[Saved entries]
———
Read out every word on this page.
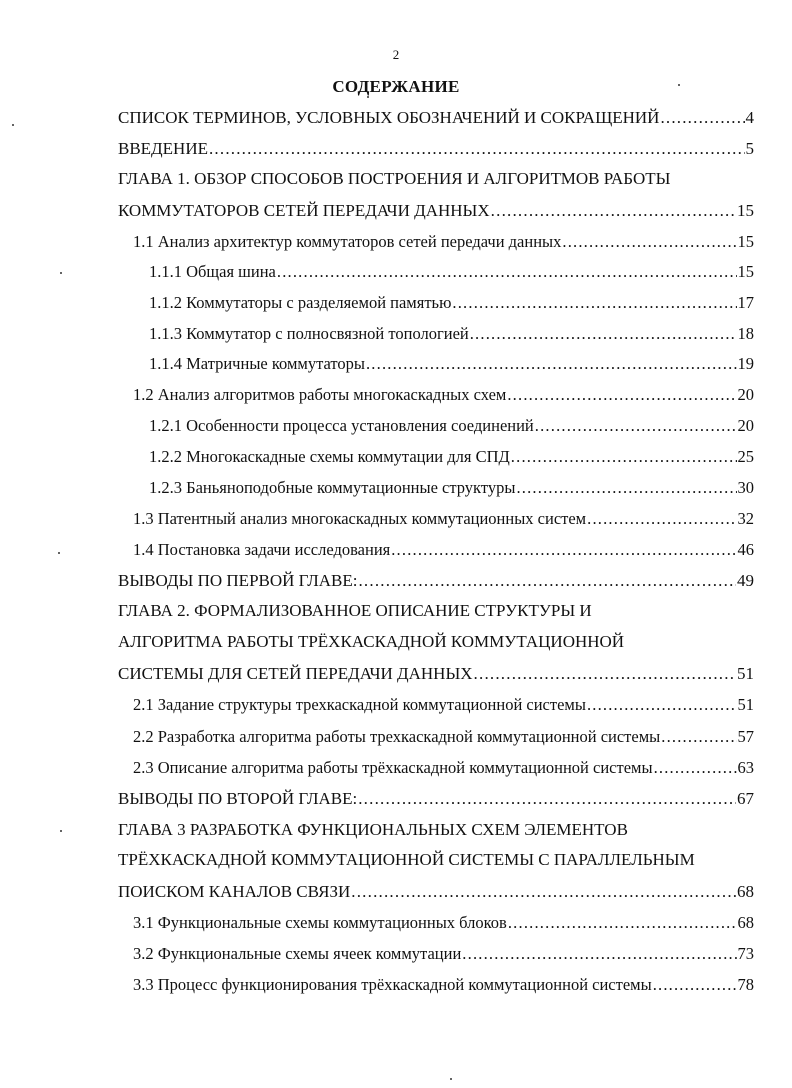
2
СОДЕРЖАНИЕ
СПИСОК ТЕРМИНОВ, УСЛОВНЫХ ОБОЗНАЧЕНИЙ И СОКРАЩЕНИЙ .....	4
ВВЕДЕНИЕ .....	5
ГЛАВА 1. ОБЗОР СПОСОБОВ ПОСТРОЕНИЯ И АЛГОРИТМОВ РАБОТЫ
КОММУТАТОРОВ СЕТЕЙ ПЕРЕДАЧИ ДАННЫХ .....	15
1.1 Анализ архитектур коммутаторов сетей передачи данных .....	15
1.1.1 Общая шина .....	15
1.1.2 Коммутаторы с разделяемой памятью .....	17
1.1.3 Коммутатор с полносвязной топологией .....	18
1.1.4 Матричные коммутаторы .....	19
1.2 Анализ алгоритмов работы многокаскадных схем .....	20
1.2.1 Особенности процесса установления соединений .....	20
1.2.2 Многокаскадные схемы коммутации для СПД .....	25
1.2.3 Баньяноподобные коммутационные структуры .....	30
1.3 Патентный анализ многокаскадных коммутационных систем .....	32
1.4 Постановка задачи исследования .....	46
ВЫВОДЫ ПО ПЕРВОЙ ГЛАВЕ: .....	49
ГЛАВА 2. ФОРМАЛИЗОВАННОЕ ОПИСАНИЕ СТРУКТУРЫ И
АЛГОРИТМА РАБОТЫ ТРЁХКАСКАДНОЙ КОММУТАЦИОННОЙ
СИСТЕМЫ ДЛЯ СЕТЕЙ ПЕРЕДАЧИ ДАННЫХ .....	51
2.1 Задание структуры трехкаскадной коммутационной системы .....	51
2.2 Разработка алгоритма работы трехкаскадной коммутационной системы .....	57
2.3 Описание алгоритма работы трёхкаскадной коммутационной системы .....	63
ВЫВОДЫ ПО ВТОРОЙ ГЛАВЕ: .....	67
ГЛАВА 3 РАЗРАБОТКА ФУНКЦИОНАЛЬНЫХ СХЕМ ЭЛЕМЕНТОВ
ТРЁХКАСКАДНОЙ КОММУТАЦИОННОЙ СИСТЕМЫ С ПАРАЛЛЕЛЬНЫМ
ПОИСКОМ КАНАЛОВ СВЯЗИ .....	68
3.1 Функциональные схемы коммутационных блоков .....	68
3.2 Функциональные схемы ячеек коммутации .....	73
3.3 Процесс функционирования трёхкаскадной коммутационной системы .....	78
———
● **What is expected**:
Transcribe all entries above exactly. Drop the pictures.

● **Worked solution**:
Read out every word on this page.
2
СОДЕРЖАНИЕ
СПИСОК ТЕРМИНОВ, УСЛОВНЫХ ОБОЗНАЧЕНИЙ И СОКРАЩЕНИЙ .....	4
ВВЕДЕНИЕ .....	5
ГЛАВА 1. ОБЗОР СПОСОБОВ ПОСТРОЕНИЯ И АЛГОРИТМОВ РАБОТЫ
КОММУТАТОРОВ СЕТЕЙ ПЕРЕДАЧИ ДАННЫХ .....	15
1.1 Анализ архитектур коммутаторов сетей передачи данных .....	15
1.1.1 Общая шина .....	15
1.1.2 Коммутаторы с разделяемой памятью .....	17
1.1.3 Коммутатор с полносвязной топологией .....	18
1.1.4 Матричные коммутаторы .....	19
1.2 Анализ алгоритмов работы многокаскадных схем .....	20
1.2.1 Особенности процесса установления соединений .....	20
1.2.2 Многокаскадные схемы коммутации для СПД .....	25
1.2.3 Баньяноподобные коммутационные структуры .....	30
1.3 Патентный анализ многокаскадных коммутационных систем .....	32
1.4 Постановка задачи исследования .....	46
ВЫВОДЫ ПО ПЕРВОЙ ГЛАВЕ: .....	49
ГЛАВА 2. ФОРМАЛИЗОВАННОЕ ОПИСАНИЕ СТРУКТУРЫ И
АЛГОРИТМА РАБОТЫ ТРЁХКАСКАДНОЙ КОММУТАЦИОННОЙ
СИСТЕМЫ ДЛЯ СЕТЕЙ ПЕРЕДАЧИ ДАННЫХ .....	51
2.1 Задание структуры трехкаскадной коммутационной системы .....	51
2.2 Разработка алгоритма работы трехкаскадной коммутационной системы .....	57
2.3 Описание алгоритма работы трёхкаскадной коммутационной системы .....	63
ВЫВОДЫ ПО ВТОРОЙ ГЛАВЕ: .....	67
ГЛАВА 3 РАЗРАБОТКА ФУНКЦИОНАЛЬНЫХ СХЕМ ЭЛЕМЕНТОВ
ТРЁХКАСКАДНОЙ КОММУТАЦИОННОЙ СИСТЕМЫ С ПАРАЛЛЕЛЬНЫМ
ПОИСКОМ КАНАЛОВ СВЯЗИ .....	68
3.1 Функциональные схемы коммутационных блоков .....	68
3.2 Функциональные схемы ячеек коммутации .....	73
3.3 Процесс функционирования трёхкаскадной коммутационной системы .....	78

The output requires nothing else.